## DIRECTION
Please print each of the lines below word for word, keeping their order.

## DATA FOR PROCESSING
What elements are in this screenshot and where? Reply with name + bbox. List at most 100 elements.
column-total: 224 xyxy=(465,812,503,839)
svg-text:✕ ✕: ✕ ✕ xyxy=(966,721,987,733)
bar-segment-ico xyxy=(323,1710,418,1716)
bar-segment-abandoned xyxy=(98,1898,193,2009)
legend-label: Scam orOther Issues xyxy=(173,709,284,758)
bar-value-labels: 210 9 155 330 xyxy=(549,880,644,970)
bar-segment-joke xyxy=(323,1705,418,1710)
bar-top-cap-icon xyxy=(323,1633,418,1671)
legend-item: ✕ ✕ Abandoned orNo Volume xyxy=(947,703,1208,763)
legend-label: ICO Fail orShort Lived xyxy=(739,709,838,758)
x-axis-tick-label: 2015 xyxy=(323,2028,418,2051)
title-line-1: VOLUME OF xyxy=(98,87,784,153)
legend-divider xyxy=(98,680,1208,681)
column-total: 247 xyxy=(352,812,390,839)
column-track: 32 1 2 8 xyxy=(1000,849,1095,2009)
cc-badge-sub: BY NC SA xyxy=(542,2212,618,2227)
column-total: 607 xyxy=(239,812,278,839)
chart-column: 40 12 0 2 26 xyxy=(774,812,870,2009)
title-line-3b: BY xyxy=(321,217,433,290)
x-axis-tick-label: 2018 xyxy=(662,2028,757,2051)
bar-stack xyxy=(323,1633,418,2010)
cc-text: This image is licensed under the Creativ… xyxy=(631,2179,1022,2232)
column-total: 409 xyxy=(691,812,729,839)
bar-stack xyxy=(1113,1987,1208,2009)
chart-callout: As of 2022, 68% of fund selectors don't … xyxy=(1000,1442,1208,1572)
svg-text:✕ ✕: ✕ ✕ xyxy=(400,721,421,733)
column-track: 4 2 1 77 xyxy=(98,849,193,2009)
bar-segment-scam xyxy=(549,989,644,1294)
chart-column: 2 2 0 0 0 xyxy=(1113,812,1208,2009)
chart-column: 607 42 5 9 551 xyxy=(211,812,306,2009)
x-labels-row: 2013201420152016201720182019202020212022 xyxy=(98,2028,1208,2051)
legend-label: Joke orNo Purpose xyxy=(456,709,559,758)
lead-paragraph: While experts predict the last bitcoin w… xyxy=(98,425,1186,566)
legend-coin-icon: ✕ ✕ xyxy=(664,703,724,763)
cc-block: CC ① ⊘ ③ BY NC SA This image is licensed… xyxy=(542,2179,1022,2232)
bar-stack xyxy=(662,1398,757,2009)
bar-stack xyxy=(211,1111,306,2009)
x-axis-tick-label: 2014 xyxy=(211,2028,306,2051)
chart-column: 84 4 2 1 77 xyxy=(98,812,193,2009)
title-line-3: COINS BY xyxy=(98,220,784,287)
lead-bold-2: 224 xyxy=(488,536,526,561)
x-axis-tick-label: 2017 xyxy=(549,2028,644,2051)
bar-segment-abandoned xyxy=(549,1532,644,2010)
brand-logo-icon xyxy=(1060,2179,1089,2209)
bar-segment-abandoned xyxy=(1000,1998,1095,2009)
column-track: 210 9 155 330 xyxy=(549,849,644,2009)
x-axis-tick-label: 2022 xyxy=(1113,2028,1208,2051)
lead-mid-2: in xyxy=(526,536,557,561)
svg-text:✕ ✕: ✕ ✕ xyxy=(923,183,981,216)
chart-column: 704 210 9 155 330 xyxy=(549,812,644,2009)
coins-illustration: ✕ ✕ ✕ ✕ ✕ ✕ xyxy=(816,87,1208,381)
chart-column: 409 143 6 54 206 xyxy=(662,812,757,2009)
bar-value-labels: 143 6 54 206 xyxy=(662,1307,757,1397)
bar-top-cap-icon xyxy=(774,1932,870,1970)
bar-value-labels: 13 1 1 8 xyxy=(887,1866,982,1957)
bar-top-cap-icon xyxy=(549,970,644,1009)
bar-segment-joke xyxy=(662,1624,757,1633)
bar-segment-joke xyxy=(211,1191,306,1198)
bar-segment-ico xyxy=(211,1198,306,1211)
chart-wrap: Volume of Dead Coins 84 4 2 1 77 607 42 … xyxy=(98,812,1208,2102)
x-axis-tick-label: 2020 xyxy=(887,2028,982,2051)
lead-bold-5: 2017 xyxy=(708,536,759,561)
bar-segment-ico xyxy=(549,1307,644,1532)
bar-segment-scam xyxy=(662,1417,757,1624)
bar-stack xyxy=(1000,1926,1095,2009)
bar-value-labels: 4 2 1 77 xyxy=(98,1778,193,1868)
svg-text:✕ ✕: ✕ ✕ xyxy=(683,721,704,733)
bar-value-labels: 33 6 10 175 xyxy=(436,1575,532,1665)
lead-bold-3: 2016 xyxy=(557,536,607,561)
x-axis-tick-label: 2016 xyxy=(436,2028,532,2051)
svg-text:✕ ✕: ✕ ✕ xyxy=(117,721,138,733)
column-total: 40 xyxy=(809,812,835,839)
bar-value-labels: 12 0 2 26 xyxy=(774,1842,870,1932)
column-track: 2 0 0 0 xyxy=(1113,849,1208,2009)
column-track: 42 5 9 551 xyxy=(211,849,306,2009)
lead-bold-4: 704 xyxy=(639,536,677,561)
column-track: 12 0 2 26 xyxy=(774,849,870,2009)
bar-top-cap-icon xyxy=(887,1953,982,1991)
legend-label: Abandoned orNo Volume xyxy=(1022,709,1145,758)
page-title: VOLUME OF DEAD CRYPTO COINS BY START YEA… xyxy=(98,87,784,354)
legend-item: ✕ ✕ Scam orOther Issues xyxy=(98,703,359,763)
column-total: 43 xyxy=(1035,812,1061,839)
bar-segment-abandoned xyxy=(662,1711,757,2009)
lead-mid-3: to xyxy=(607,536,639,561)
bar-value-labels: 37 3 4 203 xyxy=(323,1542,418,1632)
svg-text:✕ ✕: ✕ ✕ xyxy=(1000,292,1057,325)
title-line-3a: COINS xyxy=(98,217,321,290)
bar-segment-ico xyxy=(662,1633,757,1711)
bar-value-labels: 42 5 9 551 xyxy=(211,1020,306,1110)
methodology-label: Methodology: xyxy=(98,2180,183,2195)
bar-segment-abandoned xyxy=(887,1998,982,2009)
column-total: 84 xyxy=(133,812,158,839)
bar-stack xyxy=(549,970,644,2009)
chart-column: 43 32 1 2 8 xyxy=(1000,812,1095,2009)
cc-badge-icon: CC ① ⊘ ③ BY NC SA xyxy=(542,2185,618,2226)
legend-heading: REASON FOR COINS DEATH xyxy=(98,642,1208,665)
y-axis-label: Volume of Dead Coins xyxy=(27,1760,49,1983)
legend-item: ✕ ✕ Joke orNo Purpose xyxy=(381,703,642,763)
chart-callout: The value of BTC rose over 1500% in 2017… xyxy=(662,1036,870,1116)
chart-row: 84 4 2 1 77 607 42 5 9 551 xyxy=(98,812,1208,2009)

## THE OUTPUT
What elements are in this screenshot and where? Reply with name + bbox. List at most 100 elements.
column-total: 224 xyxy=(465,812,503,839)
svg-text:✕ ✕: ✕ ✕ xyxy=(966,721,987,733)
bar-segment-ico xyxy=(323,1710,418,1716)
bar-segment-abandoned xyxy=(98,1898,193,2009)
legend-label: Scam orOther Issues xyxy=(173,709,284,758)
bar-value-labels: 210 9 155 330 xyxy=(549,880,644,970)
bar-segment-joke xyxy=(323,1705,418,1710)
bar-top-cap-icon xyxy=(323,1633,418,1671)
legend-item: ✕ ✕ Abandoned orNo Volume xyxy=(947,703,1208,763)
legend-label: ICO Fail orShort Lived xyxy=(739,709,838,758)
x-axis-tick-label: 2015 xyxy=(323,2028,418,2051)
title-line-1: VOLUME OF xyxy=(98,87,784,153)
legend-divider xyxy=(98,680,1208,681)
column-total: 247 xyxy=(352,812,390,839)
column-track: 32 1 2 8 xyxy=(1000,849,1095,2009)
cc-badge-sub: BY NC SA xyxy=(542,2212,618,2227)
column-total: 607 xyxy=(239,812,278,839)
chart-column: 40 12 0 2 26 xyxy=(774,812,870,2009)
title-line-3b: BY xyxy=(321,217,433,290)
x-axis-tick-label: 2018 xyxy=(662,2028,757,2051)
bar-stack xyxy=(323,1633,418,2010)
cc-text: This image is licensed under the Creativ… xyxy=(631,2179,1022,2232)
column-total: 409 xyxy=(691,812,729,839)
bar-stack xyxy=(1113,1987,1208,2009)
chart-callout: As of 2022, 68% of fund selectors don't … xyxy=(1000,1442,1208,1572)
svg-text:✕ ✕: ✕ ✕ xyxy=(400,721,421,733)
column-track: 4 2 1 77 xyxy=(98,849,193,2009)
bar-segment-scam xyxy=(549,989,644,1294)
chart-column: 2 2 0 0 0 xyxy=(1113,812,1208,2009)
chart-column: 607 42 5 9 551 xyxy=(211,812,306,2009)
x-labels-row: 2013201420152016201720182019202020212022 xyxy=(98,2028,1208,2051)
legend-label: Joke orNo Purpose xyxy=(456,709,559,758)
lead-paragraph: While experts predict the last bitcoin w… xyxy=(98,425,1186,566)
legend-coin-icon: ✕ ✕ xyxy=(664,703,724,763)
cc-block: CC ① ⊘ ③ BY NC SA This image is licensed… xyxy=(542,2179,1022,2232)
bar-stack xyxy=(662,1398,757,2009)
bar-stack xyxy=(211,1111,306,2009)
x-axis-tick-label: 2014 xyxy=(211,2028,306,2051)
chart-column: 84 4 2 1 77 xyxy=(98,812,193,2009)
title-line-3: COINS BY xyxy=(98,220,784,287)
lead-bold-2: 224 xyxy=(488,536,526,561)
x-axis-tick-label: 2017 xyxy=(549,2028,644,2051)
bar-segment-abandoned xyxy=(549,1532,644,2010)
brand-logo-icon xyxy=(1060,2179,1089,2209)
bar-segment-abandoned xyxy=(1000,1998,1095,2009)
column-track: 210 9 155 330 xyxy=(549,849,644,2009)
x-axis-tick-label: 2022 xyxy=(1113,2028,1208,2051)
lead-mid-2: in xyxy=(526,536,557,561)
svg-text:✕ ✕: ✕ ✕ xyxy=(923,183,981,216)
chart-column: 704 210 9 155 330 xyxy=(549,812,644,2009)
coins-illustration: ✕ ✕ ✕ ✕ ✕ ✕ xyxy=(816,87,1208,381)
chart-column: 409 143 6 54 206 xyxy=(662,812,757,2009)
bar-value-labels: 143 6 54 206 xyxy=(662,1307,757,1397)
bar-top-cap-icon xyxy=(774,1932,870,1970)
bar-value-labels: 13 1 1 8 xyxy=(887,1866,982,1957)
bar-top-cap-icon xyxy=(549,970,644,1009)
bar-segment-joke xyxy=(662,1624,757,1633)
bar-segment-joke xyxy=(211,1191,306,1198)
bar-segment-ico xyxy=(211,1198,306,1211)
chart-wrap: Volume of Dead Coins 84 4 2 1 77 607 42 … xyxy=(98,812,1208,2102)
x-axis-tick-label: 2020 xyxy=(887,2028,982,2051)
lead-bold-5: 2017 xyxy=(708,536,759,561)
bar-segment-ico xyxy=(549,1307,644,1532)
bar-segment-scam xyxy=(662,1417,757,1624)
bar-stack xyxy=(1000,1926,1095,2009)
bar-value-labels: 4 2 1 77 xyxy=(98,1778,193,1868)
svg-text:✕ ✕: ✕ ✕ xyxy=(683,721,704,733)
bar-value-labels: 33 6 10 175 xyxy=(436,1575,532,1665)
lead-bold-3: 2016 xyxy=(557,536,607,561)
x-axis-tick-label: 2016 xyxy=(436,2028,532,2051)
svg-text:✕ ✕: ✕ ✕ xyxy=(117,721,138,733)
column-total: 40 xyxy=(809,812,835,839)
bar-value-labels: 12 0 2 26 xyxy=(774,1842,870,1932)
column-track: 2 0 0 0 xyxy=(1113,849,1208,2009)
column-track: 42 5 9 551 xyxy=(211,849,306,2009)
lead-bold-4: 704 xyxy=(639,536,677,561)
column-track: 12 0 2 26 xyxy=(774,849,870,2009)
bar-top-cap-icon xyxy=(887,1953,982,1991)
legend-label: Abandoned orNo Volume xyxy=(1022,709,1145,758)
page-title: VOLUME OF DEAD CRYPTO COINS BY START YEA… xyxy=(98,87,784,354)
legend-item: ✕ ✕ Scam orOther Issues xyxy=(98,703,359,763)
column-total: 43 xyxy=(1035,812,1061,839)
bar-segment-abandoned xyxy=(662,1711,757,2009)
lead-mid-3: to xyxy=(607,536,639,561)
bar-value-labels: 37 3 4 203 xyxy=(323,1542,418,1632)
svg-text:✕ ✕: ✕ ✕ xyxy=(1000,292,1057,325)
title-line-3a: COINS xyxy=(98,217,321,290)
bar-segment-ico xyxy=(662,1633,757,1711)
bar-value-labels: 42 5 9 551 xyxy=(211,1020,306,1110)
methodology-label: Methodology: xyxy=(98,2180,183,2195)
bar-segment-abandoned xyxy=(887,1998,982,2009)
column-total: 84 xyxy=(133,812,158,839)
bar-stack xyxy=(549,970,644,2009)
chart-column: 43 32 1 2 8 xyxy=(1000,812,1095,2009)
cc-badge-icon: CC ① ⊘ ③ BY NC SA xyxy=(542,2185,618,2226)
legend-heading: REASON FOR COINS DEATH xyxy=(98,642,1208,665)
y-axis-label: Volume of Dead Coins xyxy=(27,1760,49,1983)
legend-item: ✕ ✕ Joke orNo Purpose xyxy=(381,703,642,763)
chart-callout: The value of BTC rose over 1500% in 2017… xyxy=(662,1036,870,1116)
chart-row: 84 4 2 1 77 607 42 5 9 551 xyxy=(98,812,1208,2009)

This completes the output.